*What is needed*.
Reproduce all the entries precisely.

[Extracted records]
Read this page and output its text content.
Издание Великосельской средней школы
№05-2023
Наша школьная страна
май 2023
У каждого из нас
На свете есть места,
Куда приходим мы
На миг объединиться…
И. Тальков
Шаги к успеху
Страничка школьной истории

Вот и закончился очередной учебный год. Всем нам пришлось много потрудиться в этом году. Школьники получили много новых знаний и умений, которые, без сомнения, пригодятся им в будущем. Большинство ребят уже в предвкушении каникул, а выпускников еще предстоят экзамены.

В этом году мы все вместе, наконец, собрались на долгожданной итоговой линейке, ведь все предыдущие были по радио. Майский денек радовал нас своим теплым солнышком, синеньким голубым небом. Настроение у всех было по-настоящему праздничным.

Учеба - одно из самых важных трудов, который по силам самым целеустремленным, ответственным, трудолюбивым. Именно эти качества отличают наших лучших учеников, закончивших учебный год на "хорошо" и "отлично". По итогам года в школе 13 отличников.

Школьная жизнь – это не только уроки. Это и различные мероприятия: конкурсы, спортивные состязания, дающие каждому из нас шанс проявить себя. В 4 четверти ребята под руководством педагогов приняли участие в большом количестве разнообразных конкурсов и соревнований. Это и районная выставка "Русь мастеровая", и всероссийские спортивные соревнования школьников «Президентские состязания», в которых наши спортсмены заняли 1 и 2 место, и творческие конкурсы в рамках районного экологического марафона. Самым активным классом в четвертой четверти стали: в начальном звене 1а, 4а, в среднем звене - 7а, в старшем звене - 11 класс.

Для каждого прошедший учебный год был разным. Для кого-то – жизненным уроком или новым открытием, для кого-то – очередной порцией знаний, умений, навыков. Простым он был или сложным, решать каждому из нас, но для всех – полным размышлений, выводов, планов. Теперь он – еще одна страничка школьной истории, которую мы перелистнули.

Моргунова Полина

*Solution below*.
Read this page and output its text content.
Издание Великосельской средней школы
№05-2023
Наша школьная страна
май 2023
У каждого из нас
На свете есть места,
Куда приходим мы
На миг объединиться…
И. Тальков
Шаги к успеху
Страничка школьной истории

Вот и закончился очередной учебный год. Всем нам пришлось много потрудиться в этом году. Школьники получили много новых знаний и умений, которые, без сомнения, пригодятся им в будущем. Большинство ребят уже в предвкушении каникул, а выпускников еще предстоят экзамены.

В этом году мы все вместе, наконец, собрались на долгожданной итоговой линейке, ведь все предыдущие были по радио. Майский денек радовал нас своим теплым солнышком, синеньким голубым небом. Настроение у всех было по-настоящему праздничным.

Учеба - одно из самых важных трудов, который по силам самым целеустремленным, ответственным, трудолюбивым. Именно эти качества отличают наших лучших учеников, закончивших учебный год на "хорошо" и "отлично". По итогам года в школе 13 отличников.

Школьная жизнь – это не только уроки. Это и различные мероприятия: конкурсы, спортивные состязания, дающие каждому из нас шанс проявить себя. В 4 четверти ребята под руководством педагогов приняли участие в большом количестве разнообразных конкурсов и соревнований. Это и районная выставка "Русь мастеровая", и всероссийские спортивные соревнования школьников «Президентские состязания», в которых наши спортсмены заняли 1 и 2 место, и творческие конкурсы в рамках районного экологического марафона. Самым активным классом в четвертой четверти стали: в начальном звене 1а, 4а, в среднем звене - 7а, в старшем звене - 11 класс.

Для каждого прошедший учебный год был разным. Для кого-то – жизненным уроком или новым открытием, для кого-то – очередной порцией знаний, умений, навыков. Простым он был или сложным, решать каждому из нас, но для всех – полным размышлений, выводов, планов. Теперь он – еще одна страничка школьной истории, которую мы перелистнули.

Моргунова Полина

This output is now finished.